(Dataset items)
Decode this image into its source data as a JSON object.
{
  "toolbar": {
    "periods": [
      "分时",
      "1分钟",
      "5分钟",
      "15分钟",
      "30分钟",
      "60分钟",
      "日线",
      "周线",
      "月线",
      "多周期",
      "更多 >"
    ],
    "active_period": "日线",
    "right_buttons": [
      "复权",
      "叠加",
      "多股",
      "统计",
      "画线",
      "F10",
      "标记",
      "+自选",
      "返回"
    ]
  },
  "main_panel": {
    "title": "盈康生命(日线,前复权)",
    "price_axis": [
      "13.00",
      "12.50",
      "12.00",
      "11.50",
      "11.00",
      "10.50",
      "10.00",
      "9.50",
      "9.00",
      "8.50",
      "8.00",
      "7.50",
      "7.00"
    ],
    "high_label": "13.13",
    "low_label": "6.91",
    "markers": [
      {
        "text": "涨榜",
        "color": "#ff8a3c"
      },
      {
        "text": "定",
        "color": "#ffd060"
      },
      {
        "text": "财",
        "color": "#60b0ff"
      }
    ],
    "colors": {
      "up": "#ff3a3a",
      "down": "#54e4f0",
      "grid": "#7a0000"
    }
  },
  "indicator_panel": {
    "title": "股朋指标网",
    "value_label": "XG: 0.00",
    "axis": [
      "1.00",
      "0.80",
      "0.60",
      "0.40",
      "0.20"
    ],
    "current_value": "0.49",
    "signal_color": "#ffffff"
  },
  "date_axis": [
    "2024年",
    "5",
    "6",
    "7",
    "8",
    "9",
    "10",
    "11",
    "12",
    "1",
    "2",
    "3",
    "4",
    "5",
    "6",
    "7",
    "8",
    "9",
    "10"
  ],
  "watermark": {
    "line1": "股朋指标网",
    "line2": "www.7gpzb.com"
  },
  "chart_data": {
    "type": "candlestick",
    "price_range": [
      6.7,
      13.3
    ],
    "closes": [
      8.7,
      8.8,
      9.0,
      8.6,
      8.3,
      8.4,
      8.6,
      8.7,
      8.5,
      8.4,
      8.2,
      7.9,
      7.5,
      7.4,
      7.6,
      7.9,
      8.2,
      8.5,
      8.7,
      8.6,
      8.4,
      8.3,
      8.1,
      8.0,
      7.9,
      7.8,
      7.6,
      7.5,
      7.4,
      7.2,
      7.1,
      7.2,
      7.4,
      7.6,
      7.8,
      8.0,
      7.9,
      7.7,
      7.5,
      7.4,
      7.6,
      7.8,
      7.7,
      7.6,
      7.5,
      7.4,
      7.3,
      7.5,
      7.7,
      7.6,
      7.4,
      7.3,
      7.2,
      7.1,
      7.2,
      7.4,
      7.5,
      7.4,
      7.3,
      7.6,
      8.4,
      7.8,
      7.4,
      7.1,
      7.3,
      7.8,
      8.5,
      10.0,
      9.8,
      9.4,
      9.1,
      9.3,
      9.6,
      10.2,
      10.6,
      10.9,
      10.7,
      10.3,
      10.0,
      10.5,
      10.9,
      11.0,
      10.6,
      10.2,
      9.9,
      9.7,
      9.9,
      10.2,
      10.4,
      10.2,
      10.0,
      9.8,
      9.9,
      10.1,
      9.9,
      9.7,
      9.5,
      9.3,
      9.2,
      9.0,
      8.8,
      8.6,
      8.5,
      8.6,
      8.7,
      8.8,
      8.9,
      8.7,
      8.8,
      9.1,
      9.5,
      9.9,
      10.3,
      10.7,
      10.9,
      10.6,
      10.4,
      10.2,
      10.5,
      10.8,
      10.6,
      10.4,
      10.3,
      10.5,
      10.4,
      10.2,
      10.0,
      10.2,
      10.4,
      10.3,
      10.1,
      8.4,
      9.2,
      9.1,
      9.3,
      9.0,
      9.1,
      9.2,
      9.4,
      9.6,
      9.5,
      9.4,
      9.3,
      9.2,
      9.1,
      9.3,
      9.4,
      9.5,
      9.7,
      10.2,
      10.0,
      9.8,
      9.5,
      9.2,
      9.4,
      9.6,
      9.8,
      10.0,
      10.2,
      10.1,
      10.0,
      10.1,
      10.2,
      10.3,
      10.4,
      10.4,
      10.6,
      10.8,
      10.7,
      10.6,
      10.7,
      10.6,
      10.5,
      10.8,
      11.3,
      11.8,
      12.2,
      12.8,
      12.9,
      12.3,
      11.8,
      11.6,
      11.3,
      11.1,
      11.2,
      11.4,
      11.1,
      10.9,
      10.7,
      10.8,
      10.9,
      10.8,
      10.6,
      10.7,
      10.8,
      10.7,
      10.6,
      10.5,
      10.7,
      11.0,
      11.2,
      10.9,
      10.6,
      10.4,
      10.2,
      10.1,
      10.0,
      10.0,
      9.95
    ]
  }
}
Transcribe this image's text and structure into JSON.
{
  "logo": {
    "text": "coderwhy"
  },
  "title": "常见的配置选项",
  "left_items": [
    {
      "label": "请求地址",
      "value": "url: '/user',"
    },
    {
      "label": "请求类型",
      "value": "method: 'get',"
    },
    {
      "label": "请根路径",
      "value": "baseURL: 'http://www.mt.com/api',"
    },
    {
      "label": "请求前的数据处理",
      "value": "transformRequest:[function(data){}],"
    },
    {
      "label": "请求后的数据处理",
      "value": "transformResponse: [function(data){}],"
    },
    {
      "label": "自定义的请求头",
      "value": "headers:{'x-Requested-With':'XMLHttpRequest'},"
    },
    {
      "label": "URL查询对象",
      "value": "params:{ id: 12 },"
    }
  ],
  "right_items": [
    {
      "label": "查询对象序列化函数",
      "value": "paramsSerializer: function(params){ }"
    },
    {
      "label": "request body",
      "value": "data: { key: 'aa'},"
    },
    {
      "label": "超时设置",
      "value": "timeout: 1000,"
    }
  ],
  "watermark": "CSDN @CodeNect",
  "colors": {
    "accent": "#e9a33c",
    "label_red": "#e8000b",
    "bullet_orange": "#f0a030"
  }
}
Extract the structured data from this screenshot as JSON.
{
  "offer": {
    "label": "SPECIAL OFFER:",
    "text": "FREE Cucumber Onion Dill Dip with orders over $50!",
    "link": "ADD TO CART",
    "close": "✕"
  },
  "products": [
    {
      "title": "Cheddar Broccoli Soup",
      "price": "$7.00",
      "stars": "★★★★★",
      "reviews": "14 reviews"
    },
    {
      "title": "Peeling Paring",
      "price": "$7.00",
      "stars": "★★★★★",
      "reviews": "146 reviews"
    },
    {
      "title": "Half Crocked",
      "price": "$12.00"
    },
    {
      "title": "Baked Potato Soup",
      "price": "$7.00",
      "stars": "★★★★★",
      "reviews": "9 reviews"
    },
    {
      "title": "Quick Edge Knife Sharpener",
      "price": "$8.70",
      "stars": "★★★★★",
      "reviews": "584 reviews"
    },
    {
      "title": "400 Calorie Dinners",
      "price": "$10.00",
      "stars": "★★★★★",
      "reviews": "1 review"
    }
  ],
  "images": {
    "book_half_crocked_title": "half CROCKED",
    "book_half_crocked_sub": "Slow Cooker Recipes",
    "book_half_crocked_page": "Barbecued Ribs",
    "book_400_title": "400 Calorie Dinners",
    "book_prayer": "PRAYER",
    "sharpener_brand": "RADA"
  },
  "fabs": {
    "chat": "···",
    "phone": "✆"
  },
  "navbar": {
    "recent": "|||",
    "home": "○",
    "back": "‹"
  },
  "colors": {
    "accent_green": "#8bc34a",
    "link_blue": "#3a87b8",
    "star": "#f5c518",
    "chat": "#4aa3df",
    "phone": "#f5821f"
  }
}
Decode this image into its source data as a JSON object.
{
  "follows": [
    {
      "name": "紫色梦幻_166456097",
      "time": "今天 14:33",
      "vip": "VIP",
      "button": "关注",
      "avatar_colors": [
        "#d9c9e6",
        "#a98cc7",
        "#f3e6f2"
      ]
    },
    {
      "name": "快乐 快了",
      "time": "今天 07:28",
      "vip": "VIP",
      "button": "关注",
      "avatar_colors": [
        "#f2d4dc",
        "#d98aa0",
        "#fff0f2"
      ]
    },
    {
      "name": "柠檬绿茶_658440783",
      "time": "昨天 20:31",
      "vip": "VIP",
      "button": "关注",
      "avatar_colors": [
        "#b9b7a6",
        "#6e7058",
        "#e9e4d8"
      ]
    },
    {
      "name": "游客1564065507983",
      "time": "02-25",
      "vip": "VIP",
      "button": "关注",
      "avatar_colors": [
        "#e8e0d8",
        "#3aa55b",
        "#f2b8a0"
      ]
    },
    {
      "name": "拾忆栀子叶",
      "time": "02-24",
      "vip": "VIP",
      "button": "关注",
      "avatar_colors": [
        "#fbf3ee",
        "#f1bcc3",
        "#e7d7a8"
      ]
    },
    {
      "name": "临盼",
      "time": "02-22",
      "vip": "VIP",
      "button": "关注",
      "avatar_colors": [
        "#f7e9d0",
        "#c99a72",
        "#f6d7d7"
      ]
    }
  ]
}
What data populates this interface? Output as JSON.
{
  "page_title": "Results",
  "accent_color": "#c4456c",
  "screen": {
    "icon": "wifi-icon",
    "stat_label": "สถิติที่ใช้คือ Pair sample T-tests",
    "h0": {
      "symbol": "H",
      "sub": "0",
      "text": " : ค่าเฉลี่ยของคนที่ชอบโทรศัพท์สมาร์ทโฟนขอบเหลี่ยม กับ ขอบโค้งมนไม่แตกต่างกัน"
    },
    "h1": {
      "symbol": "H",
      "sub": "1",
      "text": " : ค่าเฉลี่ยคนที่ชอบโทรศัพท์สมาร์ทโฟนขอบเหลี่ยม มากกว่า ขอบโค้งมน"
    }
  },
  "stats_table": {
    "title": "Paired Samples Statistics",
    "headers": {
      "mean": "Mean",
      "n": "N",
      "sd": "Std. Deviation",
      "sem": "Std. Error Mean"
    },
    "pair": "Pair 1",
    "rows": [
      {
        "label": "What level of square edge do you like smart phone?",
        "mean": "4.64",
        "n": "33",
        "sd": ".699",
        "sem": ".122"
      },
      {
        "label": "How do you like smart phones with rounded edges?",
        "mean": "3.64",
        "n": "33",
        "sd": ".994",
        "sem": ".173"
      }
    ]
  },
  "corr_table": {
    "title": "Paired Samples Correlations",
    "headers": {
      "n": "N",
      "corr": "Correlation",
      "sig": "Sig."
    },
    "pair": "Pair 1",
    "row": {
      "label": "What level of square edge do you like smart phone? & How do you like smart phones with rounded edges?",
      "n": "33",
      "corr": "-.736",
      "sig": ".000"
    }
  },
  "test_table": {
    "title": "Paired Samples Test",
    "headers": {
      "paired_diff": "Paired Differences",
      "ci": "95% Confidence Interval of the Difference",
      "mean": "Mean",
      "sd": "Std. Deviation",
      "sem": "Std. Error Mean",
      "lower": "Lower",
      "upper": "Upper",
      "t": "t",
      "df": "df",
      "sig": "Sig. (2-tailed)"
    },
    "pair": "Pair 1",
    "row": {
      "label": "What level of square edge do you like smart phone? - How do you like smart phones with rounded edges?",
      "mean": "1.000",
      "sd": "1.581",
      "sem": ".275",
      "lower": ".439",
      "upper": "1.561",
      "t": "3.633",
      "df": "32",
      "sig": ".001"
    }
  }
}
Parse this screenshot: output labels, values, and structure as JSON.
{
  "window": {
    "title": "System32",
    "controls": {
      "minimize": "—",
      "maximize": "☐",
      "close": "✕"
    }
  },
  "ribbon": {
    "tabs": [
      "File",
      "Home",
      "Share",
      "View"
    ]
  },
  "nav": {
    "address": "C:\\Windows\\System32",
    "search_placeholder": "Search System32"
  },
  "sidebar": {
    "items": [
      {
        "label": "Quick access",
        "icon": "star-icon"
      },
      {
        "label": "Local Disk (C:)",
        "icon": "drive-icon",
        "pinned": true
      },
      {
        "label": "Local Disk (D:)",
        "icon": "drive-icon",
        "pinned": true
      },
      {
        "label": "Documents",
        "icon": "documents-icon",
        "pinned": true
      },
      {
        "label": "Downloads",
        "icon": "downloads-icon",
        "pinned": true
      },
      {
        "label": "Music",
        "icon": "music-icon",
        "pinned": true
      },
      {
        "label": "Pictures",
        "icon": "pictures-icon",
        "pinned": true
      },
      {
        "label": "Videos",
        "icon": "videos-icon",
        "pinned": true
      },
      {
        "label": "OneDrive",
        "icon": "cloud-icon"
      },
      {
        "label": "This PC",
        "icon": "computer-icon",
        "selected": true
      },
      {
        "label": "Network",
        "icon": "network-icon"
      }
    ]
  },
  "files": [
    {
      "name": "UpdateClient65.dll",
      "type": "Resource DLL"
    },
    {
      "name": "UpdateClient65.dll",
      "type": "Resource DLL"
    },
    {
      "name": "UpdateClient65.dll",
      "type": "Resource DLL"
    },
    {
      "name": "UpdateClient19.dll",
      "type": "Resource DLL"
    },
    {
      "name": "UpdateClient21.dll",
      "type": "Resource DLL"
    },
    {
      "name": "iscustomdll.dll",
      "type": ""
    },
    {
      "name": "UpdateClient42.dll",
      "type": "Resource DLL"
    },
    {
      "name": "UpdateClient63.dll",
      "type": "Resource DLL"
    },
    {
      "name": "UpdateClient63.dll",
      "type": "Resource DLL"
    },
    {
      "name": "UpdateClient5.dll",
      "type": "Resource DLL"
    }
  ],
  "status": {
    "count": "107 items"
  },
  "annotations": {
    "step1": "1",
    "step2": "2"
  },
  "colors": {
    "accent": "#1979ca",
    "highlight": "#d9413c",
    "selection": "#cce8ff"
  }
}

▶ [EXERCISE AIM]:
Copy all the lines above that hold the string "JSON".

▶ [ANSWER TO THE PROBLEM]:
Decode this image into its source data as a JSON object.
Transcribe this image's text and structure into JSON.
Extract the structured data from this screenshot as JSON.
Decode this image into its source data as a JSON object.
What data populates this interface? Output as JSON.
Parse this screenshot: output labels, values, and structure as JSON.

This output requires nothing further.